- EXERCISE:
Duplicate word for word the passage of the mining tax debate below that opens with the words containing "The average export" and closes with "US$60 a tonne.".

- SELECTED EXCERPT:
----------

The Gillard government mining tax is divisive, complex, unfair, fiscally irresponsible and distorting. It reduces our international competitiveness and was developed through a highly flawed and improper process. It will damage our economy. It will in the long term be the sort of retrograde and extraordinarily inept process that we have come to expect from this government.

11:27 am

Photo of Alex GallacherAlex Gallacher (SA, Australian Labor Party) Share this | | Hansard source

I rise to speak in support of the mineral resources rent tax. This debate is bringing out the best and worst speeches of parliamentary debate—and perhaps the most entertaining as well after the contributions from Senator Sterle and Senator Boyce. I would like to address three main points in this debate: one is in relation to price competition and supply for iron ore and black coal; the sovereign risk, which has been alluded to at great length; and, finally, spreading the wealth.

One of the most valuable resources in the parliament is the Parliamentary Library, and I will pay tribute to their facts in relation to iron ore statistics. Australia and Brazil dominate the global iron ore export market. Quite obviously, China dominates the global import market. Iron ore exports have increased from 966 million tonnes in 2009 to 1,081 million tonnes in 2010—clearly, an increase of 12 per cent. Companies which we are mainly competing against—Brazil, India, South Africa , Canada, Russia and Kazakhstan—are all in the iron ore trade. Of total global exports, Australian and international companies in Australian exported 427 million tonnes, or about 40 per cent of the global market, followed closely by Brazil, with 311 million tonnes or about 29 per cent. Competition then fell away to India with 104 million tonnes or about 10 per cent of the global market and South Africa with 48 million tonnes or four per cent.

The average export price of iron ore in early 2005 was around US$30 per tonne. It steadily increased until the GFC and then, due to the severe scaling down of international trade associated with the GFC, the average price fell from mid-2008 until the middle of 2009, before increasing again in 2010. Since then they have increased substantially. By mid-2011 the average price peaked at US$145 a tonne before a slight decline. Australia has mostly exported in recent times, from 2009, at around US$60 a tonne, which was the higher priced end of the market. Brazil exported at around US$40 a tonne. In 2009 India's export prices were around US$60 a tonne.

In the first seven months of 2011 most of Australia's exports were priced between US$140 and US$160 a tonne. Our competition, Brazil, exported at US$130 a tonne, while India's export prices were US$120 to US$140 per tonne. Thus, prices have more than doubled in the past few years for iron ore, and that has been associated with much increased demand from China. The price differential, which much is made about, is generally based on the quality of the iron ore that is being produced in each country. So there we have the situation with respect to iron ore: there has been a steady increase in demand, at about 12 per cent or more per year; there has been a doubling of the price; and we are still at the top end of the market, based on our price competi­tiveness and the quality of our product.

----------

- DATASET EXTRACT:
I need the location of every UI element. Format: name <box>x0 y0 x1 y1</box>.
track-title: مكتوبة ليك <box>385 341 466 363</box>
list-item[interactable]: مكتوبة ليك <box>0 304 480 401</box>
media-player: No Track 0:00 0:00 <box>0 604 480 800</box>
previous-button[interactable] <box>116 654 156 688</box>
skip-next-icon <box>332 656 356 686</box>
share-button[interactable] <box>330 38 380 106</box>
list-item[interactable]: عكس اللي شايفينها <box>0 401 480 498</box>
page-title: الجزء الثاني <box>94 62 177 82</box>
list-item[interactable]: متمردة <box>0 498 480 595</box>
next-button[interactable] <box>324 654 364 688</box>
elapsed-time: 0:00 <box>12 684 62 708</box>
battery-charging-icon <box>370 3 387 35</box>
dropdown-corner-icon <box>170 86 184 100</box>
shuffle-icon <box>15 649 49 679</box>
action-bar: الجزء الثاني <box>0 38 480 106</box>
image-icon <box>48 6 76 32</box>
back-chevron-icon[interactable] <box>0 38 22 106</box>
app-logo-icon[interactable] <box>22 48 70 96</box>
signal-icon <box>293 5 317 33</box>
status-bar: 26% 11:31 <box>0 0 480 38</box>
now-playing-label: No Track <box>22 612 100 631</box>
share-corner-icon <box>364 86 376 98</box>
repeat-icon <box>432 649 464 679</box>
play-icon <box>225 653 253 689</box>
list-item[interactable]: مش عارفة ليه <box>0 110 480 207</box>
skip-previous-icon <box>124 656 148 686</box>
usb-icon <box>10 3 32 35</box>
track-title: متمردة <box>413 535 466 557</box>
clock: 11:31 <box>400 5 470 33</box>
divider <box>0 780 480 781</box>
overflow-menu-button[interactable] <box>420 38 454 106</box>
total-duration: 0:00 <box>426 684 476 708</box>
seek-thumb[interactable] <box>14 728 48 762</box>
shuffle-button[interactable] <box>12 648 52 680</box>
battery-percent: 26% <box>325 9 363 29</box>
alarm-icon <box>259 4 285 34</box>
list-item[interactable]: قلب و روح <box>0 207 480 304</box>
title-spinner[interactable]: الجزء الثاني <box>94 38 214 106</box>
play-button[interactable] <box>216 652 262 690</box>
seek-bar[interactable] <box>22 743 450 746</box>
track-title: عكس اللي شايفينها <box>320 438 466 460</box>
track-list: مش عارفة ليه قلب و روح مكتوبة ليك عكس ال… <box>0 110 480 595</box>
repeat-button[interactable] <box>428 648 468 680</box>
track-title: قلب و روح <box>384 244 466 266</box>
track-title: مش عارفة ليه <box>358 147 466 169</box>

----------

- REPLY TO THE TASK:
The average export price of iron ore in early 2005 was around US$30 per tonne. It steadily increased until the GFC and then, due to the severe scaling down of international trade associated with the GFC, the average price fell from mid-2008 until the middle of 2009, before increasing again in 2010. Since then they have increased substantially. By mid-2011 the average price peaked at US$145 a tonne before a slight decline. Australia has mostly exported in recent times, from 2009, at around US$60 a tonne, which was the higher priced end of the market. Brazil exported at around US$40 a tonne. In 2009 India's export prices were around US$60 a tonne.